━━━━━ Working data ━━━━━

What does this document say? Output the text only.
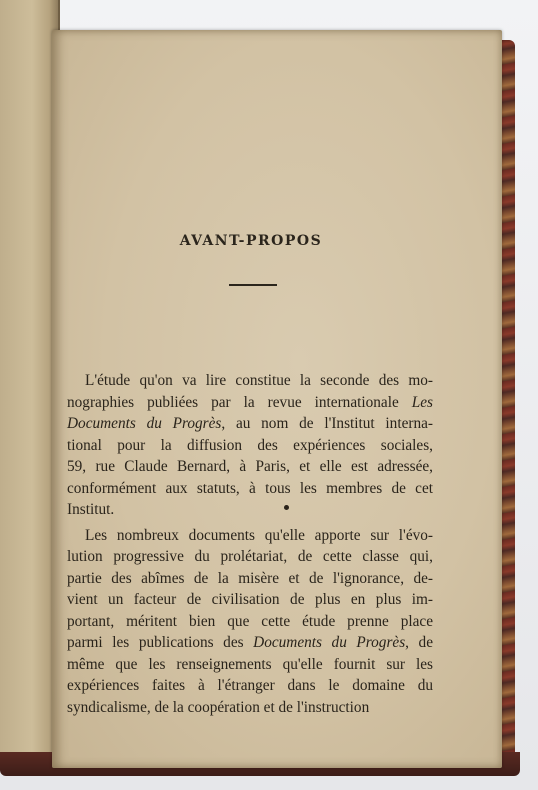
AVANT-PROPOS

L'étude qu'on va lire constitue la seconde des mo-
nographies publiées par la revue internationale Les
Documents du Progrès, au nom de l'Institut interna-
tional pour la diffusion des expériences sociales,
59, rue Claude Bernard, à Paris, et elle est adressée,
conformément aux statuts, à tous les membres de cet
Institut.

Les nombreux documents qu'elle apporte sur l'évo-
lution progressive du prolétariat, de cette classe qui,
partie des abîmes de la misère et de l'ignorance, de-
vient un facteur de civilisation de plus en plus im-
portant, méritent bien que cette étude prenne place
parmi les publications des Documents du Progrès, de
même que les renseignements qu'elle fournit sur les
expériences faites à l'étranger dans le domaine du
syndicalisme, de la coopération et de l'instruction
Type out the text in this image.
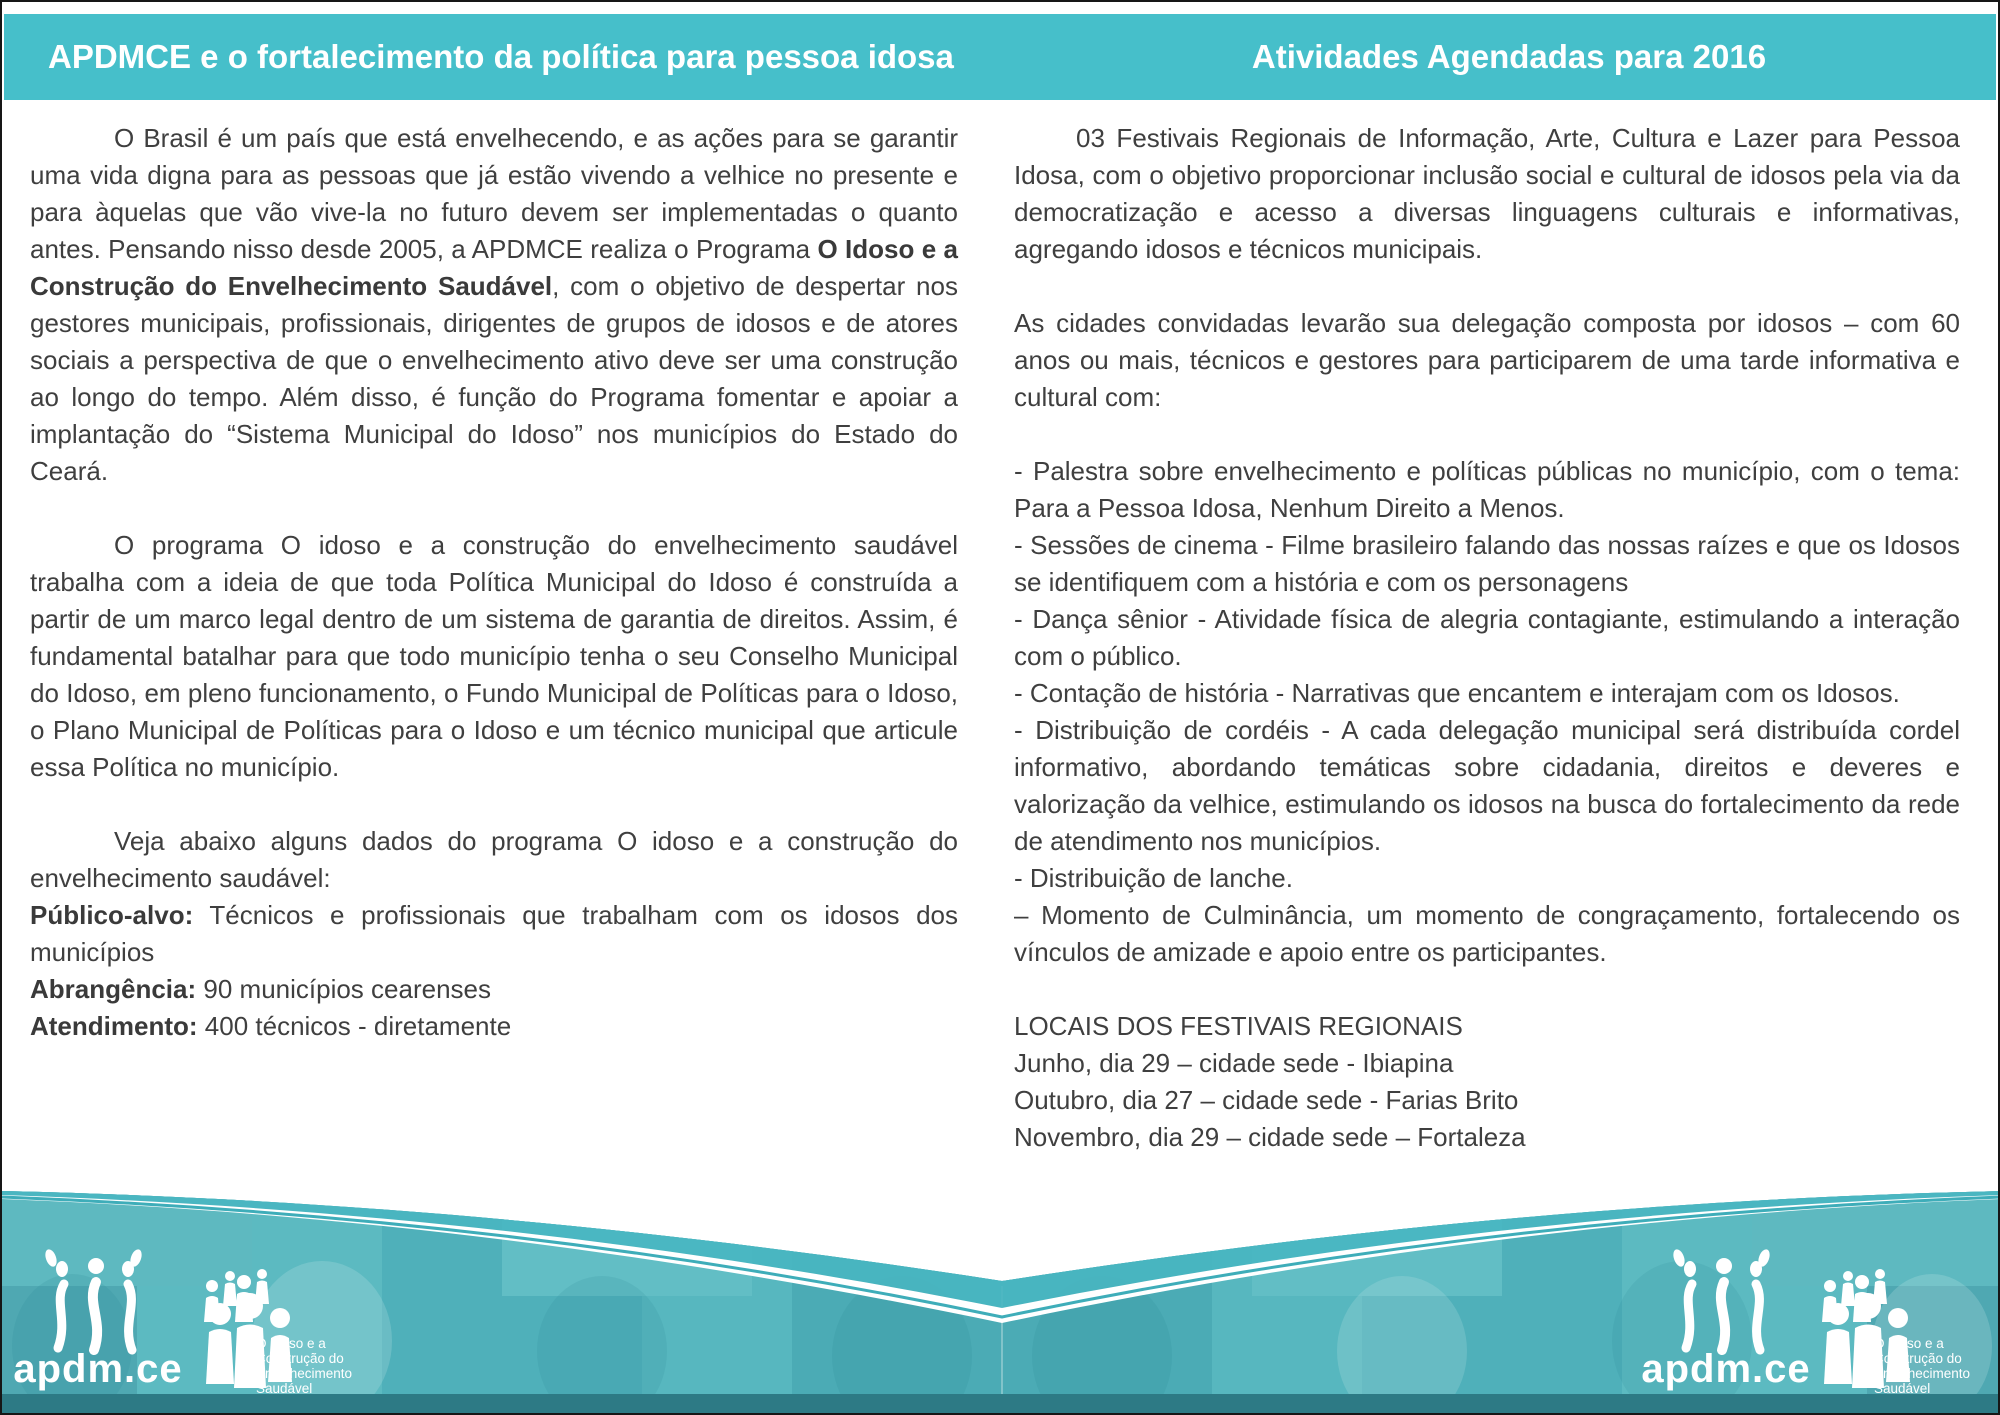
APDMCE e o fortalecimento da política para pessoa idosa	Atividades Agendadas para 2016

O Brasil é um país que está envelhecendo, e as ações para se garantir uma vida digna para as pessoas que já estão vivendo a velhice no presente e para àquelas que vão vive-la no futuro devem ser implementadas o quanto antes. Pensando nisso desde 2005, a APDMCE realiza o Programa O Idoso e a Construção do Envelhecimento Saudável, com o objetivo de despertar nos gestores municipais, profissionais, dirigentes de grupos de idosos e de atores sociais a perspectiva de que o envelhecimento ativo deve ser uma construção ao longo do tempo. Além disso, é função do Programa fomentar e apoiar a implantação do “Sistema Municipal do Idoso” nos municípios do Estado do Ceará.

O programa O idoso e a construção do envelhecimento saudável trabalha com a ideia de que toda Política Municipal do Idoso é construída a partir de um marco legal dentro de um sistema de garantia de direitos. Assim, é fundamental batalhar para que todo município tenha o seu Conselho Municipal do Idoso, em pleno funcionamento, o Fundo Municipal de Políticas para o Idoso, o Plano Municipal de Políticas para o Idoso e um técnico municipal que articule essa Política no município.

Veja abaixo alguns dados do programa O idoso e a construção do envelhecimento saudável:

Público-alvo: Técnicos e profissionais que trabalham com os idosos dos municípios
Abrangência: 90 municípios cearenses
Atendimento: 400 técnicos - diretamente

03 Festivais Regionais de Informação, Arte, Cultura e Lazer para Pessoa Idosa, com o objetivo proporcionar inclusão social e cultural de idosos pela via da democratização e acesso a diversas linguagens culturais e informativas, agregando idosos e técnicos municipais.

As cidades convidadas levarão sua delegação composta por idosos – com 60 anos ou mais, técnicos e gestores para participarem de uma tarde informativa e cultural com:

- Palestra sobre envelhecimento e políticas públicas no município, com o tema: Para a Pessoa Idosa, Nenhum Direito a Menos.
- Sessões de cinema - Filme brasileiro falando das nossas raízes e que os Idosos se identifiquem com a história e com os personagens
- Dança sênior - Atividade física de alegria contagiante, estimulando a interação com o público.
- Contação de história - Narrativas que encantem e interajam com os Idosos.
- Distribuição de cordéis - A cada delegação municipal será distribuída cordel informativo, abordando temáticas sobre cidadania, direitos e deveres e valorização da velhice, estimulando os idosos na busca do fortalecimento da rede de atendimento nos municípios.
- Distribuição de lanche.
– Momento de Culminância, um momento de congraçamento, fortalecendo os vínculos de amizade e apoio entre os participantes.
LOCAIS DOS FESTIVAIS REGIONAIS
Junho, dia 29 – cidade sede - Ibiapina
Outubro, dia 27 – cidade sede - Farias Brito
Novembro, dia 29 – cidade sede – Fortaleza
apdm.ce
O Idoso e a
Construção do
Envelhecimento
Saudável	apdm.ce
O Idoso e a
Construção do
Envelhecimento
Saudável
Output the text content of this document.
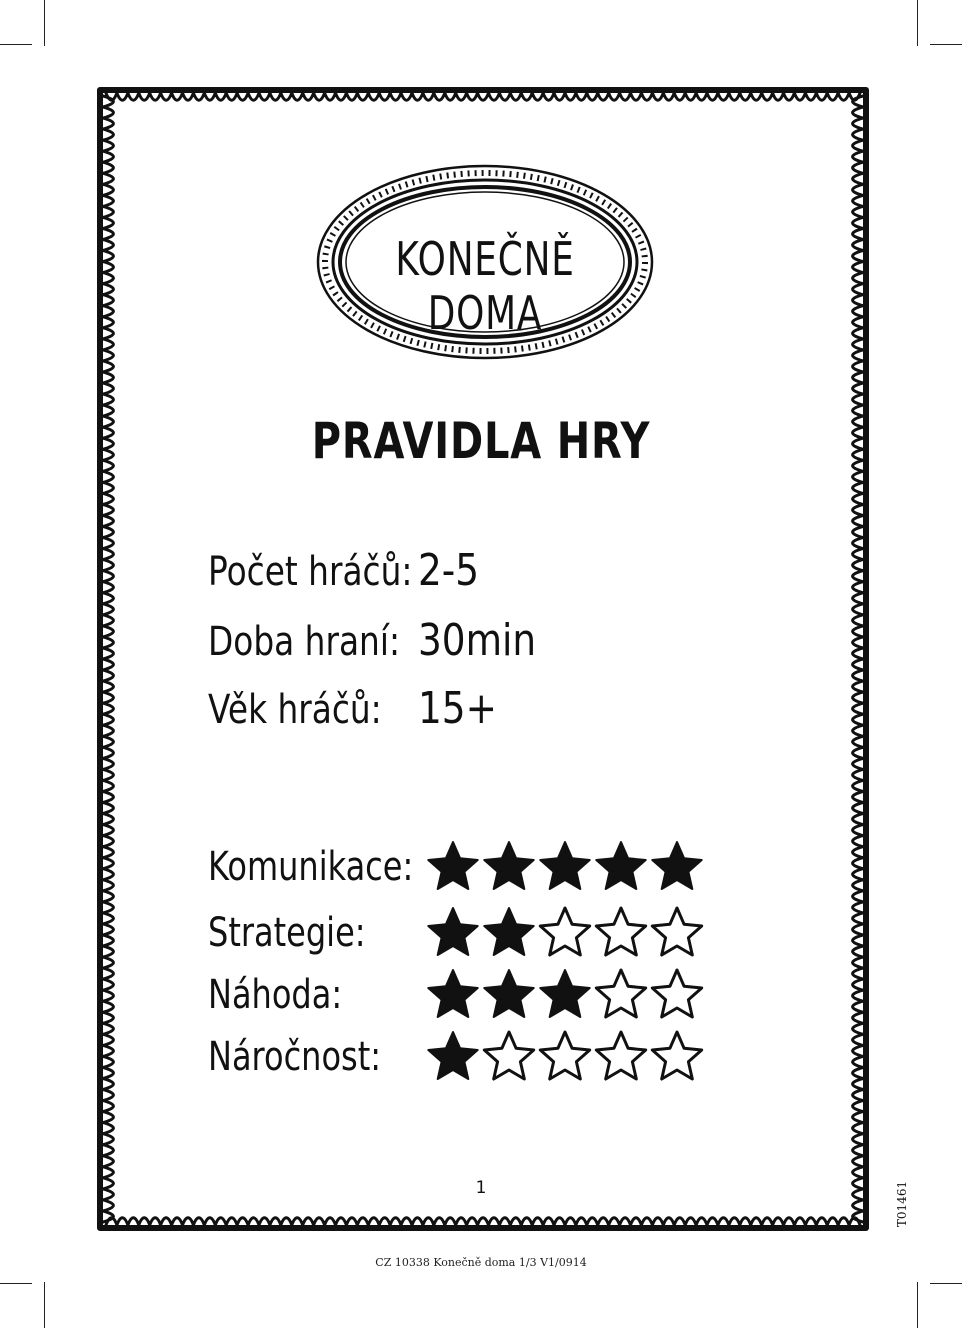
KONEČNĚ DOMA
PRAVIDLA HRY
Počet hráčů: 2-5
Doba hraní: 30min
Věk hráčů: 15+
Komunikace:
Strategie:
Náhoda:
Náročnost:
1	T01461
CZ 10338 Konečně doma 1/3 V1/0914
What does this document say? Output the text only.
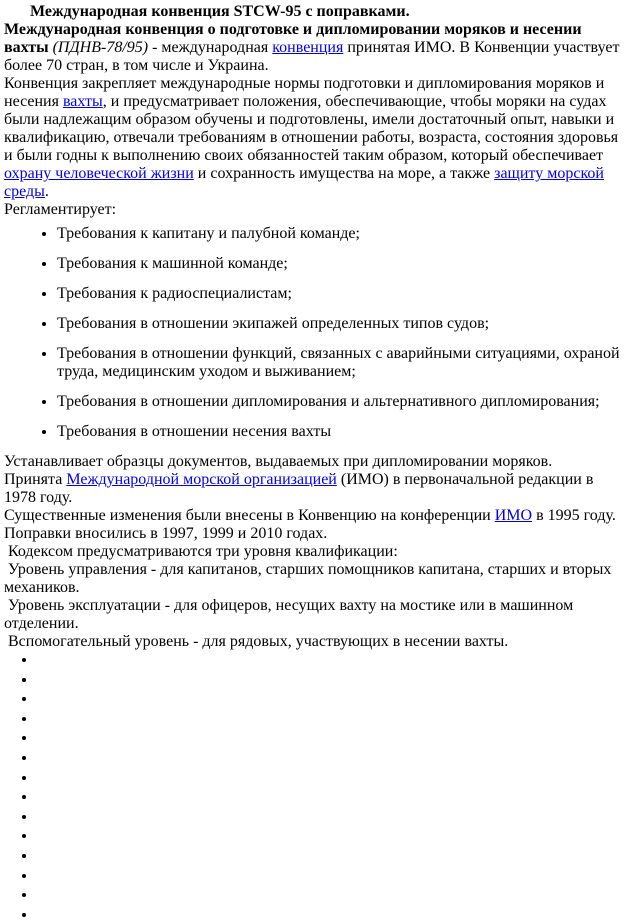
Международная конвенция STCW-95 с поправками.

Международная конвенция о подготовке и дипломировании моряков и несении вахты (ПДНВ-78/95) - международная конвенция принятая ИМО. В Конвенции участвует более 70 стран, в том числе и Украина.

Конвенция закрепляет международные нормы подготовки и дипломирования моряков и несения вахты, и предусматривает положения, обеспечивающие, чтобы моряки на судах были надлежащим образом обучены и подготовлены, имели достаточный опыт, навыки и квалификацию, отвечали требованиям в отношении работы, возраста, состояния здоровья и были годны к выполнению своих обязанностей таким образом, который обеспечивает охрану человеческой жизни и сохранность имущества на море, а также защиту морской среды.

Регламентирует:

• Требования к капитану и палубной команде;
• Требования к машинной команде;
• Требования к радиоспециалистам;
• Требования в отношении экипажей определенных типов судов;
• Требования в отношении функций, связанных с аварийными ситуациями, охраной труда, медицинским уходом и выживанием;
• Требования в отношении дипломирования и альтернативного дипломирования;
• Требования в отношении несения вахты

Устанавливает образцы документов, выдаваемых при дипломировании моряков.

Принята Международной морской организацией (ИМО) в первоначальной редакции в 1978 году.

Существенные изменения были внесены в Конвенцию на конференции ИМО в 1995 году.

Поправки вносились в 1997, 1999 и 2010 годах.

Кодексом предусматриваются три уровня квалификации:

Уровень управления - для капитанов, старших помощников капитана, старших и вторых механиков.

Уровень эксплуатации - для офицеров, несущих вахту на мостике или в машинном отделении.

Вспомогательный уровень - для рядовых, участвующих в несении вахты.

•
•
•
•
•
•
•
•
•
•
•
•
•
•
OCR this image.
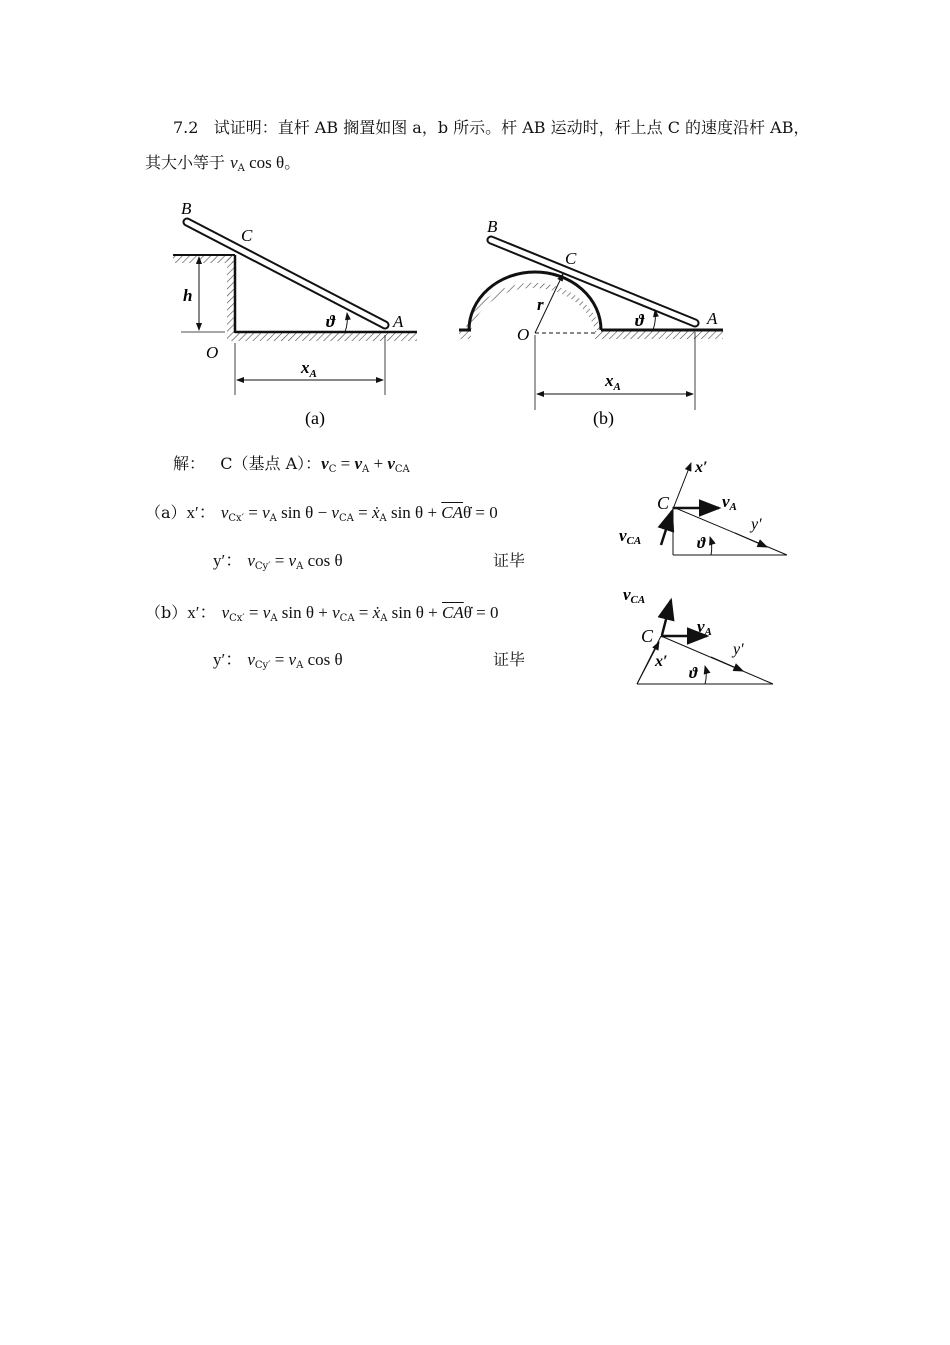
7.2 试证明：直杆 AB 搁置如图 a，b 所示。杆 AB 运动时，杆上点 C 的速度沿杆 AB，
其大小等于 $v_A$ cos θ。
B
C
h
O
ϑ	A
$x_A$
(a)
B
C
r
O
ϑ	A
$x_A$
(b)
解： C（基点 A）：$v_C = v_A + v_{CA}$
（a）x′： $v_{Cx'} = v_A$ $\sin \theta - v_{CA}$ = ẋ$_A$ $\sin \theta + \overline{CA}\thetȧ = 0$
y′： $v_{Cy'} = v_A$ cos θ	证毕
（b）x′： $v_{Cx'} = v_A$ $\sin \theta + v_{CA}$ = ẋ$_A$ $\sin \theta + \overline{CA}\thetȧ = 0$
y′： $v_{Cy'} = v_A$ cos θ	证毕
x′
C	vA
y′
vCA	ϑ
vCA
C	vA
y′
x′
ϑ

━━━━━

Across the records above, count the lines holding "image" and reply with that number alone.

**Solution for this problem:**
2